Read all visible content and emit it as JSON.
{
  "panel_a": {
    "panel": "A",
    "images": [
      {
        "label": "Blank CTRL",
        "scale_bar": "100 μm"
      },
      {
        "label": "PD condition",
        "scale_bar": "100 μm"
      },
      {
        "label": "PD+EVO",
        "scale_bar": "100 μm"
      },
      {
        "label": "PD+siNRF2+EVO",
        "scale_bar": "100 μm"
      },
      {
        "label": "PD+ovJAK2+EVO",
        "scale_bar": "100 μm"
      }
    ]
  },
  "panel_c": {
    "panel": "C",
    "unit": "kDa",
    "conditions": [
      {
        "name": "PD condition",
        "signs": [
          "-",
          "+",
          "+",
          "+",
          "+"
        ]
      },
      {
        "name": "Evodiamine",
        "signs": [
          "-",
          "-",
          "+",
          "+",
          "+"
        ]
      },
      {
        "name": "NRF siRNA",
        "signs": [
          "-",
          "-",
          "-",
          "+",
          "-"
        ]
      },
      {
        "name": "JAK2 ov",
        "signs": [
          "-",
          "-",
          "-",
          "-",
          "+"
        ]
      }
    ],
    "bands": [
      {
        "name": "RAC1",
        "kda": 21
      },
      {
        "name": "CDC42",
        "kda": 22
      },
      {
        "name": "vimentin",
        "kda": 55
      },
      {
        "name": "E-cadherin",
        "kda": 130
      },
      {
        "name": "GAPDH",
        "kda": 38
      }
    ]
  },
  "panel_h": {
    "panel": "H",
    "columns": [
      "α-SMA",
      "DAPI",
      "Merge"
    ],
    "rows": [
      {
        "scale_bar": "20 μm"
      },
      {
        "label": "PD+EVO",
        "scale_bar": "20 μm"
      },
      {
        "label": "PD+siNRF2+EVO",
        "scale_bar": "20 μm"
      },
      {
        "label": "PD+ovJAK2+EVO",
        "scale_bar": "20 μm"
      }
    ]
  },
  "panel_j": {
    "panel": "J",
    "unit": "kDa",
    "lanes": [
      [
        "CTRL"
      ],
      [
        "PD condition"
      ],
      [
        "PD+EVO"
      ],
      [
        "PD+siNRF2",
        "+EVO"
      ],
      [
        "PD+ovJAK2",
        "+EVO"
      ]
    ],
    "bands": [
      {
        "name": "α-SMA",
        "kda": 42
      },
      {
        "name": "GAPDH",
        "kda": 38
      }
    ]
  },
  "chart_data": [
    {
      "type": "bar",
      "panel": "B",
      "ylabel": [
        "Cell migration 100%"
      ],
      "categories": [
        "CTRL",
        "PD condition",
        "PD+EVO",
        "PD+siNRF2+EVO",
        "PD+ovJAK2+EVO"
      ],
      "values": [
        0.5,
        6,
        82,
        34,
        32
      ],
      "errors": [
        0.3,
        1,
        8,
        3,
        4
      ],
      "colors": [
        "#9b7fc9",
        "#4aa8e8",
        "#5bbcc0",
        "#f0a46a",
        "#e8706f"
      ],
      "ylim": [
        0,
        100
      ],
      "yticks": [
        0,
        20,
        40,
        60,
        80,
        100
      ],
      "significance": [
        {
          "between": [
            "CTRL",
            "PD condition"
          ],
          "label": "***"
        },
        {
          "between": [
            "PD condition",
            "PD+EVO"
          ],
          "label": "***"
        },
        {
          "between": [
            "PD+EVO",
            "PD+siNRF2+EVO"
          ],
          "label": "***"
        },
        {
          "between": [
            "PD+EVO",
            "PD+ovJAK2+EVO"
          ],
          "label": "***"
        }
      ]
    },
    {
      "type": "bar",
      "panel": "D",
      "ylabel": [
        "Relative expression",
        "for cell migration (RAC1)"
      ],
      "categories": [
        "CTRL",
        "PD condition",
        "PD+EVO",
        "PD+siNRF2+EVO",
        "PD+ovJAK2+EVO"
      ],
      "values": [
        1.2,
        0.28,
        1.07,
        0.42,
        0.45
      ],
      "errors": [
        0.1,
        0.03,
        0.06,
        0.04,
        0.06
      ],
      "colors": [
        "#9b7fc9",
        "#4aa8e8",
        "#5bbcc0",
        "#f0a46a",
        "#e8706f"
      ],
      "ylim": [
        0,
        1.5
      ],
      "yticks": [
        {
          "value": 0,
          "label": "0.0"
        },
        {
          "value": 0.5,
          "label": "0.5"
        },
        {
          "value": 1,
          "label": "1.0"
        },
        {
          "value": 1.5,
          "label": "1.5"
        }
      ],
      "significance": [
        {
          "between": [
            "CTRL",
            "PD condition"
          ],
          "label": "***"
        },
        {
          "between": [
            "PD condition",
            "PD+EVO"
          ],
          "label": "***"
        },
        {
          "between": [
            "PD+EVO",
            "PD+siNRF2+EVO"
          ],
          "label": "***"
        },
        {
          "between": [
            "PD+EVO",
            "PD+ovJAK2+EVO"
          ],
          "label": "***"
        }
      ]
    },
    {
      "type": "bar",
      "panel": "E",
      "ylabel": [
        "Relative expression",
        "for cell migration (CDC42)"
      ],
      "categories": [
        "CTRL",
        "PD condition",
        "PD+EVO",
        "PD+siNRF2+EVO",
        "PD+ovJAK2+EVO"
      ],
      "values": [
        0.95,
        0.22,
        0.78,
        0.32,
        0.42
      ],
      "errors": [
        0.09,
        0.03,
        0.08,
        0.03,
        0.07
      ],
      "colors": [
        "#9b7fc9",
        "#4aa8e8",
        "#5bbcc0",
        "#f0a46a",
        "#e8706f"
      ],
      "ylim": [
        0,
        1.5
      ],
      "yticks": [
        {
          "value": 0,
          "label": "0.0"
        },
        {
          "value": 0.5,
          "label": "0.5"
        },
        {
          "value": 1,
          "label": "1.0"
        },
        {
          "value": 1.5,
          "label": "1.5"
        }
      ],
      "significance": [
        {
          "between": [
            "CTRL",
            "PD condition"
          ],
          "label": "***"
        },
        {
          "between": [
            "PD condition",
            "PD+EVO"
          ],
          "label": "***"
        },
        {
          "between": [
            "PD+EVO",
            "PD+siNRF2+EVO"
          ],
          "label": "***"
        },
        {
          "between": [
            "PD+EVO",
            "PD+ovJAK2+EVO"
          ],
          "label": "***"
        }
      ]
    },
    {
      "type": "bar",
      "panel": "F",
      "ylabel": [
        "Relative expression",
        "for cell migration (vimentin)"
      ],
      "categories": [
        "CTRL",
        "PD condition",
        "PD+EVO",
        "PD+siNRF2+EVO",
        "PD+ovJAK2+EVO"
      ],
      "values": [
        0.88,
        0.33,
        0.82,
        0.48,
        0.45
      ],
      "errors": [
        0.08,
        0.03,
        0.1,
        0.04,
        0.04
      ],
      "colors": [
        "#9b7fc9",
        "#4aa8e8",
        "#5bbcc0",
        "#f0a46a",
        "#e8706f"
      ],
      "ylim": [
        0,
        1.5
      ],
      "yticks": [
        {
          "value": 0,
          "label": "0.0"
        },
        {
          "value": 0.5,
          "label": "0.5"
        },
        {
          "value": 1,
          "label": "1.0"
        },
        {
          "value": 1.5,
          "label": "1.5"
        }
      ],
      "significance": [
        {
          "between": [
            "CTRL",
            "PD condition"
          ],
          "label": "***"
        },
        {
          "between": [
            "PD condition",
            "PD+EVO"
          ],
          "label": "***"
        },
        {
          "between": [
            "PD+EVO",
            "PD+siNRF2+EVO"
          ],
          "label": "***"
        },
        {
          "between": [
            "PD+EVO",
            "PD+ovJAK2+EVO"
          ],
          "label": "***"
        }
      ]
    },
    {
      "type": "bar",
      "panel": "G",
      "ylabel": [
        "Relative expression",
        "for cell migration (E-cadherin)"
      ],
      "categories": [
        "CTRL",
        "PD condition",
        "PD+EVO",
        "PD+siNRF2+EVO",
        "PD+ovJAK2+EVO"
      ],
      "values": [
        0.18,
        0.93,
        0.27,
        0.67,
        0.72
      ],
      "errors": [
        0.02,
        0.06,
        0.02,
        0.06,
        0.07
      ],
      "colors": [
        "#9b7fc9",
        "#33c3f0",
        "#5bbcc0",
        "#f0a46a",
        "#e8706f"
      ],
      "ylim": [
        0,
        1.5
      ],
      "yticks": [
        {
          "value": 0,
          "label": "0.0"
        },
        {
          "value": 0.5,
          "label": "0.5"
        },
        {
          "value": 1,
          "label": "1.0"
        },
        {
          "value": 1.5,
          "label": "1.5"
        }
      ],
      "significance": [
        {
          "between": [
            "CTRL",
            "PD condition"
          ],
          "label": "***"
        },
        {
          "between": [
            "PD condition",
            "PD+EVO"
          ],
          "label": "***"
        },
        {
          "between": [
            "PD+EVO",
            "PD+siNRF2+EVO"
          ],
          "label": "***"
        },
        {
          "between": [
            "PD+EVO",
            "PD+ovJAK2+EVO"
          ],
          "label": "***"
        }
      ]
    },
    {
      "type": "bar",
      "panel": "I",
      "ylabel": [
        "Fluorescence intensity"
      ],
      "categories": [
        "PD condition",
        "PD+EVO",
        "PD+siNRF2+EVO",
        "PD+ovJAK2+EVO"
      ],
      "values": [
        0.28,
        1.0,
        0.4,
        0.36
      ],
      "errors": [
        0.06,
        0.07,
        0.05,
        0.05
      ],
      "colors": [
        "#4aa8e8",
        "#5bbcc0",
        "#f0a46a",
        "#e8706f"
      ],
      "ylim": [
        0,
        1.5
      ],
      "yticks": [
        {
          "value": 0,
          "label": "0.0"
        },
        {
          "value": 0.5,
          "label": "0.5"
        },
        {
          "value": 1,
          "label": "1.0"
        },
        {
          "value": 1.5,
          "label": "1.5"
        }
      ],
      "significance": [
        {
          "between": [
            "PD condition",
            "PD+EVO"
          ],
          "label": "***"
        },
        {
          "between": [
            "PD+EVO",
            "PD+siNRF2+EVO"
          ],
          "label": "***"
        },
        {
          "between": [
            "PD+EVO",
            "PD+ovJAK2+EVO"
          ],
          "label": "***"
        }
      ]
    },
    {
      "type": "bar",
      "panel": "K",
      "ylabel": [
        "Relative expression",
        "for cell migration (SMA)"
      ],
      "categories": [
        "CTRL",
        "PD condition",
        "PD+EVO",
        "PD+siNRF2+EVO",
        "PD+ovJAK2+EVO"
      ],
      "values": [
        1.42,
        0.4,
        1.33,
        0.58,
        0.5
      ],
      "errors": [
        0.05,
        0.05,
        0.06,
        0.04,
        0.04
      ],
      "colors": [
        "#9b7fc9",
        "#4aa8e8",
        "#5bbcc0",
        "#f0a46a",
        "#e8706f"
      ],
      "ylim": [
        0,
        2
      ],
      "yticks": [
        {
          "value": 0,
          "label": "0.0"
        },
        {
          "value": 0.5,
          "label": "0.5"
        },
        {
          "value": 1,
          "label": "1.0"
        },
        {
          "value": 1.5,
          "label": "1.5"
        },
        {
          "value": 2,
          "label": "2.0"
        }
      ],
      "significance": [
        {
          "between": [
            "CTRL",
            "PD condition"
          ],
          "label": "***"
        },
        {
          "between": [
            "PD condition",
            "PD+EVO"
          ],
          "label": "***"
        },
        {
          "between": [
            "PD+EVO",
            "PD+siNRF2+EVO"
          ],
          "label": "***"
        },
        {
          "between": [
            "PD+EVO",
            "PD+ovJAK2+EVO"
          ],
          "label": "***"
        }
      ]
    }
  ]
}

######

Task to complete — Identify the lines in the entries above that contain "cadherin", then copy them out.

The result —
        "name": "E-cadherin",
        "for cell migration (E-cadherin)"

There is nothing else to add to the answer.